--- Problem to work on ---
The material below should be written out in full and exactly; pictures stay out of the copy.

####

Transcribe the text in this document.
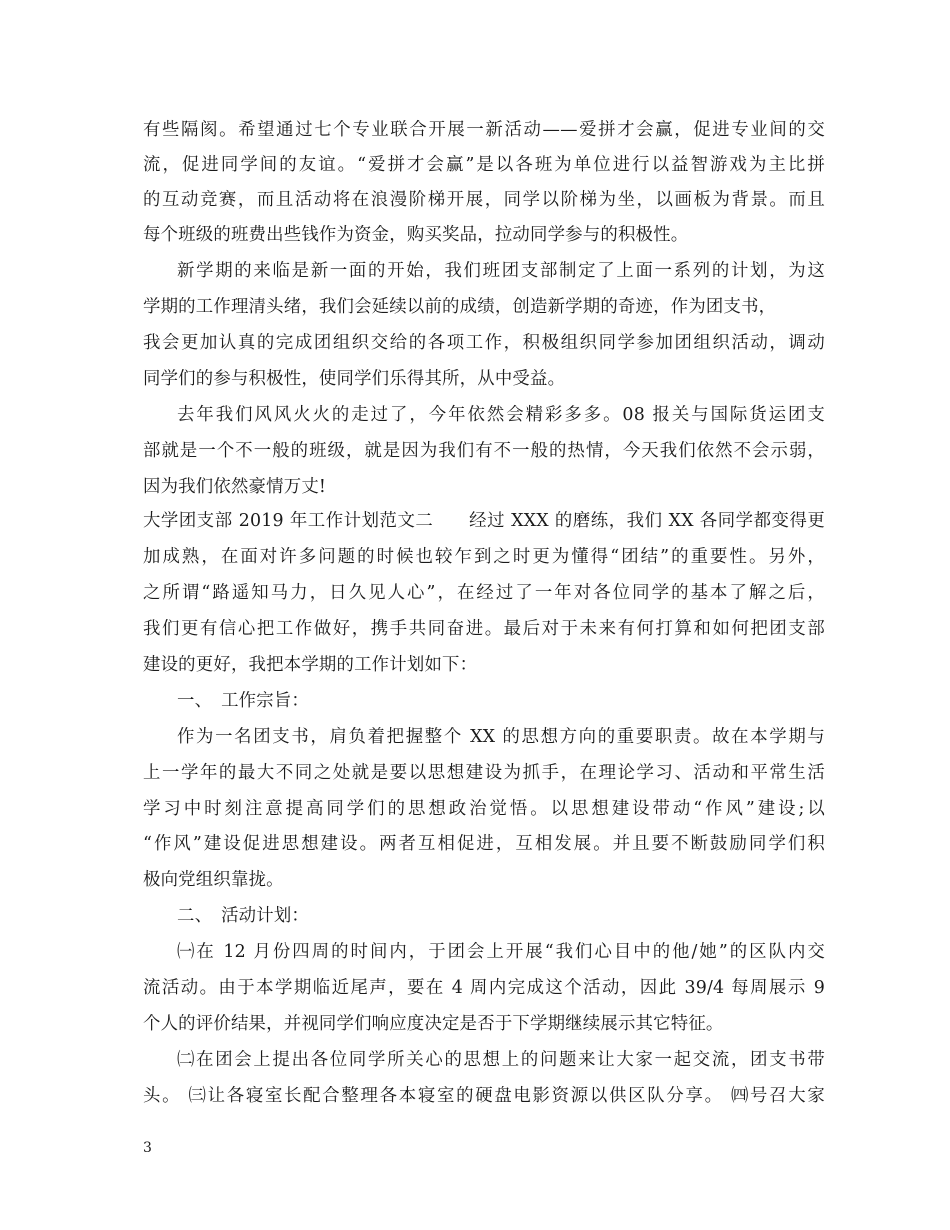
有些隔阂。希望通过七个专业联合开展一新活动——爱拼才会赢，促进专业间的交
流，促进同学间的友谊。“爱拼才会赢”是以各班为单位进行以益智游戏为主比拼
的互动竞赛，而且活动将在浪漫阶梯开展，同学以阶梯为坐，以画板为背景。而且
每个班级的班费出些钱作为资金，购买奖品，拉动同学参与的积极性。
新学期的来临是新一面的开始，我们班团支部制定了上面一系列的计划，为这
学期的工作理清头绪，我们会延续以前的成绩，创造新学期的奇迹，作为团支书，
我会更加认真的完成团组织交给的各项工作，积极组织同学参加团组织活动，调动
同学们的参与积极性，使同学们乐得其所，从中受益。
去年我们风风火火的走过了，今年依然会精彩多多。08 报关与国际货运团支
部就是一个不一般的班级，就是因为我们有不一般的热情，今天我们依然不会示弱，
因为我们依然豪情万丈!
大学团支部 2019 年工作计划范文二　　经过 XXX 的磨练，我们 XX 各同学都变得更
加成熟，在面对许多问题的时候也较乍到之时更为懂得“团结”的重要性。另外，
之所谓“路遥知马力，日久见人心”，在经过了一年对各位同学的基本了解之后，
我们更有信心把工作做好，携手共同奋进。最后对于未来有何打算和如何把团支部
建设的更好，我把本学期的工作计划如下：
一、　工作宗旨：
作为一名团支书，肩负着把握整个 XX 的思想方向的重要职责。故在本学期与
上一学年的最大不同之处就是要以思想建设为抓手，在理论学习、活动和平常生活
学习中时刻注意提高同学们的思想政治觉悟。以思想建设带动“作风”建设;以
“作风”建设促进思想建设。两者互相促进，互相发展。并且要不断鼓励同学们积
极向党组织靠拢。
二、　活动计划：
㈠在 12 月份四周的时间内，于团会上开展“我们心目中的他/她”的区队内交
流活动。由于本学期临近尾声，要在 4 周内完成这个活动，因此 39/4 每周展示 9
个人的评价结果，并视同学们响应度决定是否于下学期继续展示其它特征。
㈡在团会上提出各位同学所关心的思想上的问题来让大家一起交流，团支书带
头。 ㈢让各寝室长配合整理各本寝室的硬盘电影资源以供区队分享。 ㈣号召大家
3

####

--- Result for this task ---
Transcribe the text in this document.
有些隔阂。希望通过七个专业联合开展一新活动——爱拼才会赢，促进专业间的交
流，促进同学间的友谊。“爱拼才会赢”是以各班为单位进行以益智游戏为主比拼
的互动竞赛，而且活动将在浪漫阶梯开展，同学以阶梯为坐，以画板为背景。而且
每个班级的班费出些钱作为资金，购买奖品，拉动同学参与的积极性。
新学期的来临是新一面的开始，我们班团支部制定了上面一系列的计划，为这
学期的工作理清头绪，我们会延续以前的成绩，创造新学期的奇迹，作为团支书，
我会更加认真的完成团组织交给的各项工作，积极组织同学参加团组织活动，调动
同学们的参与积极性，使同学们乐得其所，从中受益。
去年我们风风火火的走过了，今年依然会精彩多多。08 报关与国际货运团支
部就是一个不一般的班级，就是因为我们有不一般的热情，今天我们依然不会示弱，
因为我们依然豪情万丈!
大学团支部 2019 年工作计划范文二　　经过 XXX 的磨练，我们 XX 各同学都变得更
加成熟，在面对许多问题的时候也较乍到之时更为懂得“团结”的重要性。另外，
之所谓“路遥知马力，日久见人心”，在经过了一年对各位同学的基本了解之后，
我们更有信心把工作做好，携手共同奋进。最后对于未来有何打算和如何把团支部
建设的更好，我把本学期的工作计划如下：
一、　工作宗旨：
作为一名团支书，肩负着把握整个 XX 的思想方向的重要职责。故在本学期与
上一学年的最大不同之处就是要以思想建设为抓手，在理论学习、活动和平常生活
学习中时刻注意提高同学们的思想政治觉悟。以思想建设带动“作风”建设;以
“作风”建设促进思想建设。两者互相促进，互相发展。并且要不断鼓励同学们积
极向党组织靠拢。
二、　活动计划：
㈠在 12 月份四周的时间内，于团会上开展“我们心目中的他/她”的区队内交
流活动。由于本学期临近尾声，要在 4 周内完成这个活动，因此 39/4 每周展示 9
个人的评价结果，并视同学们响应度决定是否于下学期继续展示其它特征。
㈡在团会上提出各位同学所关心的思想上的问题来让大家一起交流，团支书带
头。 ㈢让各寝室长配合整理各本寝室的硬盘电影资源以供区队分享。 ㈣号召大家
3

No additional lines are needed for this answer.